:: EXERCISE ::
Using the data beneath, show every line that includes the word "confidentialité".

:: DATA FOR PROCESSING ::
━━━
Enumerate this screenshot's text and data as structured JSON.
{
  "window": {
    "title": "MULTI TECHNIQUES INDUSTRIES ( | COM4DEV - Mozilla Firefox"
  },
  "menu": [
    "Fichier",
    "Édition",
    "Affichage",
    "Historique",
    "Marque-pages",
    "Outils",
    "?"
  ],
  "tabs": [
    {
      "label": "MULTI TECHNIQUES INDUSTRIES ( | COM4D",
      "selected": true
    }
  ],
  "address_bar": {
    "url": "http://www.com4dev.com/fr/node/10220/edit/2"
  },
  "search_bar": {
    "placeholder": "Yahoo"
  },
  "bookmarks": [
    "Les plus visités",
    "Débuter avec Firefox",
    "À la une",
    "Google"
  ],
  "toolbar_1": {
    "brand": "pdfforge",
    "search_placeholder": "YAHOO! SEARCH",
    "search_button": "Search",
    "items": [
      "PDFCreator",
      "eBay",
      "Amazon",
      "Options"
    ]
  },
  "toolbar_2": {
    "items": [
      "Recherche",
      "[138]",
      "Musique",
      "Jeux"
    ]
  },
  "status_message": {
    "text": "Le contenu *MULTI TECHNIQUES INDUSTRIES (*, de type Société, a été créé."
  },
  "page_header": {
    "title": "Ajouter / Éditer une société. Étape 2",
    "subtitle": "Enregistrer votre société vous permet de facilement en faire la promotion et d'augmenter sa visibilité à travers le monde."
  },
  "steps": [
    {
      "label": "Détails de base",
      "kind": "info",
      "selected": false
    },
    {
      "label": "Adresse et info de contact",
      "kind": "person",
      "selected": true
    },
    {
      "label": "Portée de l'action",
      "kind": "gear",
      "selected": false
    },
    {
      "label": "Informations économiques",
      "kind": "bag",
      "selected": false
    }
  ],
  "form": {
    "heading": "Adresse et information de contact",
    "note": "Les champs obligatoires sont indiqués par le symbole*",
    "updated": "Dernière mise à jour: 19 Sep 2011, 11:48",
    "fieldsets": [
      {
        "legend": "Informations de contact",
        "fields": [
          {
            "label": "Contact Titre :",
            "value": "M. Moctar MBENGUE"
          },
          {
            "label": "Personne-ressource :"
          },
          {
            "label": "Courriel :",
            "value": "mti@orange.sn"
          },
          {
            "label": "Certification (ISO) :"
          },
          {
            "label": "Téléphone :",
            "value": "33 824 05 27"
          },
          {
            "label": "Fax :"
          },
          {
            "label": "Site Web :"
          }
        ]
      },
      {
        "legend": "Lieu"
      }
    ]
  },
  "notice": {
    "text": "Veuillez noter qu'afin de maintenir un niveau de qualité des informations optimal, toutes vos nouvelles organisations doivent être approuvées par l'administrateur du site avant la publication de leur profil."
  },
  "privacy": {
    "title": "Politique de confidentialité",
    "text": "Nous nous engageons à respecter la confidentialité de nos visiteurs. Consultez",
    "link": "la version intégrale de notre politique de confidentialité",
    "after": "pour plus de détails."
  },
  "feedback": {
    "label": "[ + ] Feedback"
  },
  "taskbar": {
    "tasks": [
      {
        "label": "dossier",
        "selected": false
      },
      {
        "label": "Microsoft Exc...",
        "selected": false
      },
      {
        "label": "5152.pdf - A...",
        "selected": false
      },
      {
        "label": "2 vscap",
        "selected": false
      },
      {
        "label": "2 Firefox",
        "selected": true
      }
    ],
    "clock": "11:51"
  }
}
━━━
:: FULL ANSWER ::
    "title": "Politique de confidentialité",
    "text": "Nous nous engageons à respecter la confidentialité de nos visiteurs. Consultez",
    "link": "la version intégrale de notre politique de confidentialité",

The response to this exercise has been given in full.